Goal: Copy every line that holds "jucundum".

Part of a data file
·····

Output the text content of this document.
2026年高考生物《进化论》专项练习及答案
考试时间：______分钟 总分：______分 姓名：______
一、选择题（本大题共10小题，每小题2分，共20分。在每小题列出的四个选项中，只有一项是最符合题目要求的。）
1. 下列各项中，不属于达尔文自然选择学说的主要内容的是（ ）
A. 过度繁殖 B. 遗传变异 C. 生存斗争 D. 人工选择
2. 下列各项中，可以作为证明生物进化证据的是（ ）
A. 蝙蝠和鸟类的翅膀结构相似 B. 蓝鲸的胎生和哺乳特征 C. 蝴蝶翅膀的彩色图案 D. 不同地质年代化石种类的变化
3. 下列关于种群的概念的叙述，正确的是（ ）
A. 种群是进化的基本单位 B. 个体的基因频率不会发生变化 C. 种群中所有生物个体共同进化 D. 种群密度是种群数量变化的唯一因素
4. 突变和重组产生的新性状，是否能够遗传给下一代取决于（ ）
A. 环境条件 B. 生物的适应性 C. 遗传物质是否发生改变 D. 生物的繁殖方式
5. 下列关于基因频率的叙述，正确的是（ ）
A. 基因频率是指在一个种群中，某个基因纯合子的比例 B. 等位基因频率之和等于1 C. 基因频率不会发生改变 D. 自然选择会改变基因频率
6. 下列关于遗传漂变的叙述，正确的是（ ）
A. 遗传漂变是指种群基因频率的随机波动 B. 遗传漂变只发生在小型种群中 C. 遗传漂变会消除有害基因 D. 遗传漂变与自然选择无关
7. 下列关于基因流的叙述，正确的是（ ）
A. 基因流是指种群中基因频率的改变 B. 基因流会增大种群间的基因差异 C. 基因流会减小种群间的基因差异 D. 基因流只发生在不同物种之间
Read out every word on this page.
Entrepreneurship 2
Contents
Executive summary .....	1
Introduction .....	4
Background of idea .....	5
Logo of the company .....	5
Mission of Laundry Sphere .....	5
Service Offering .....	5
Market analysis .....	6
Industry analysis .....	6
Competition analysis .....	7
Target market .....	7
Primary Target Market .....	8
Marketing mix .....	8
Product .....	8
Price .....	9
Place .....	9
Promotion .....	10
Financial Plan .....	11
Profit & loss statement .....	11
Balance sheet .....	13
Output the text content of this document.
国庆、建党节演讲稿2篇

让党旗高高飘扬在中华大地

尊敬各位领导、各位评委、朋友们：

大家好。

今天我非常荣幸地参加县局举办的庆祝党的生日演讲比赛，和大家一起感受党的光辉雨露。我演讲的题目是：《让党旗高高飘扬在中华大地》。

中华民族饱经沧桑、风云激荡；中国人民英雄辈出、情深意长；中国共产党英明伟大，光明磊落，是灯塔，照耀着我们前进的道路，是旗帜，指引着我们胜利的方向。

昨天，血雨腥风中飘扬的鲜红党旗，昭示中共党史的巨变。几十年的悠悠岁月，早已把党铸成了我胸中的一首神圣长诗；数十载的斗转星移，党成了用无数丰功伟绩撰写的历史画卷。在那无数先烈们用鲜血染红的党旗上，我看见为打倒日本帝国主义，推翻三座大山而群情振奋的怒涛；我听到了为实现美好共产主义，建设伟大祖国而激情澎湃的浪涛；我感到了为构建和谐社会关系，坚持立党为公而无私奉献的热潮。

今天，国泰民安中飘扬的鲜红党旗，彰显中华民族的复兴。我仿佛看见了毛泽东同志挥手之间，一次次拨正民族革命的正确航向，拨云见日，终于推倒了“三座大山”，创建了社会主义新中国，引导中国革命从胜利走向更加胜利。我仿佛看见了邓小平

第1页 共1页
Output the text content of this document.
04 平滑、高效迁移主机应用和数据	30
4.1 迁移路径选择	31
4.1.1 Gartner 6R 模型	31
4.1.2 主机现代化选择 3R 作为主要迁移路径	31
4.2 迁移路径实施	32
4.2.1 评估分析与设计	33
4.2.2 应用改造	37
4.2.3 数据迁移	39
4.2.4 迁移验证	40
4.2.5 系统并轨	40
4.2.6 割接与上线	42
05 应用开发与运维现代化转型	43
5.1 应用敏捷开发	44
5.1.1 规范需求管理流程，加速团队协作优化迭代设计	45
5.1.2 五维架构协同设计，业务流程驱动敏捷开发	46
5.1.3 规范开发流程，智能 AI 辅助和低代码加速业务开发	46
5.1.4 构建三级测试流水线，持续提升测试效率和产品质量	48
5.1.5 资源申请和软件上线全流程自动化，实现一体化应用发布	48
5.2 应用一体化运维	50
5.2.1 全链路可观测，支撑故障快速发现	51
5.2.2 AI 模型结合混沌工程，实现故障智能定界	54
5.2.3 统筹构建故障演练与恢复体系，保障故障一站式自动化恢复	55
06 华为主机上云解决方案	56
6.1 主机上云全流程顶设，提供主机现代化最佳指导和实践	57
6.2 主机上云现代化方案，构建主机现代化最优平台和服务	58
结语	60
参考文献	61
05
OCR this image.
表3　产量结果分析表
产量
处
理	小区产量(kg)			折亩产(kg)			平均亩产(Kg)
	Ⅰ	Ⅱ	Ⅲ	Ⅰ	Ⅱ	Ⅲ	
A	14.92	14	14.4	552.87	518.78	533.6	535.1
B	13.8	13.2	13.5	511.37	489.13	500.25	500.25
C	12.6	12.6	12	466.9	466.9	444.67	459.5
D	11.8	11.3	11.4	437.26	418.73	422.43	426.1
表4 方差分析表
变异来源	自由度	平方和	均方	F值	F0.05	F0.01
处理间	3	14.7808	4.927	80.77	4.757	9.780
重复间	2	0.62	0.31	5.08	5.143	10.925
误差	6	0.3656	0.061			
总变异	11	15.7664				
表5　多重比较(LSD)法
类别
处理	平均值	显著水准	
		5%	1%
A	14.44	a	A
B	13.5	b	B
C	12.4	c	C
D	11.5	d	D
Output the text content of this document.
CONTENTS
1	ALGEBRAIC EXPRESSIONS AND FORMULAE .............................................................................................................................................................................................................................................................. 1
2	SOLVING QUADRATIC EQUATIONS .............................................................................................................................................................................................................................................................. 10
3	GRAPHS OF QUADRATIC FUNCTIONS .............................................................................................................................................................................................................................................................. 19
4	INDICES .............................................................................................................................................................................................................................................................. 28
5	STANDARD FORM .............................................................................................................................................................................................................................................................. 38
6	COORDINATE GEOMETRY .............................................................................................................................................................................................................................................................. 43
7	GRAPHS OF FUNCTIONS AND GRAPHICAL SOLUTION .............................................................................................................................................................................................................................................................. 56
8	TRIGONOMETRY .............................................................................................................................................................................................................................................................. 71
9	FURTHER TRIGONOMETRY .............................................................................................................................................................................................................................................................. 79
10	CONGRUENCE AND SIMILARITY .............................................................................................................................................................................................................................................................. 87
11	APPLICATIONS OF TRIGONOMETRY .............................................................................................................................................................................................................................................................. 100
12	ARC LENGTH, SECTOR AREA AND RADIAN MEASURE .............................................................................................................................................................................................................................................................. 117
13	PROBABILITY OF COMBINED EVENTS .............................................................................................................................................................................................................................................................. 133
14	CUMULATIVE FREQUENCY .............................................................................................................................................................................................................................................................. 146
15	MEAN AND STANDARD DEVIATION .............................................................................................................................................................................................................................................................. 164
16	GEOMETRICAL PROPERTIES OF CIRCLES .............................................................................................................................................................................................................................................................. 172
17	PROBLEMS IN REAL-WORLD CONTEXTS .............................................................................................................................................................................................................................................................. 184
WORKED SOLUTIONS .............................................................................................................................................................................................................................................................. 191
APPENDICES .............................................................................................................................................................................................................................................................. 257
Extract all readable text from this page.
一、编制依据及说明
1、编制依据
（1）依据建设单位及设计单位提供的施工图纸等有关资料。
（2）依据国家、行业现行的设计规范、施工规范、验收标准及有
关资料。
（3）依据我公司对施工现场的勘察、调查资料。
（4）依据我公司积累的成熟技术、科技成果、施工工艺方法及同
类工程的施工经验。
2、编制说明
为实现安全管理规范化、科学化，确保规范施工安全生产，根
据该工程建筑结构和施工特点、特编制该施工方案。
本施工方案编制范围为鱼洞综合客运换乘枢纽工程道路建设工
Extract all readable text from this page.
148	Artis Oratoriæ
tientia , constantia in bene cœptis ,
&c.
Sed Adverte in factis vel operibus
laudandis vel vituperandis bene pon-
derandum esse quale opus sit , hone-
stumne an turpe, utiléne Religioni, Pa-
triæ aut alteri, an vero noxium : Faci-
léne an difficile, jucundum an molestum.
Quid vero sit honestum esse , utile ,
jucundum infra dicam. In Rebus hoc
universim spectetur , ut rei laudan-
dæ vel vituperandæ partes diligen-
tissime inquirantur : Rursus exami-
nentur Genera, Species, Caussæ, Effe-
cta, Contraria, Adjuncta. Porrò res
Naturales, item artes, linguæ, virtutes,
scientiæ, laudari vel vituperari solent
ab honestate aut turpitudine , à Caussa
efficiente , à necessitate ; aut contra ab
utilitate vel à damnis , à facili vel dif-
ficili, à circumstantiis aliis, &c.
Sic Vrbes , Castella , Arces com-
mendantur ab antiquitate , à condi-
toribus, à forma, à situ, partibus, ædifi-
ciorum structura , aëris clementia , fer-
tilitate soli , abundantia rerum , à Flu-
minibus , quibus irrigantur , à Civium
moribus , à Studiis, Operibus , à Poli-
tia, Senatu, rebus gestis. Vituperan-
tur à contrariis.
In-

·····

Result:
léne an difficile, jucundum an molestum.
jucundum infra dicam. In Rebus hoc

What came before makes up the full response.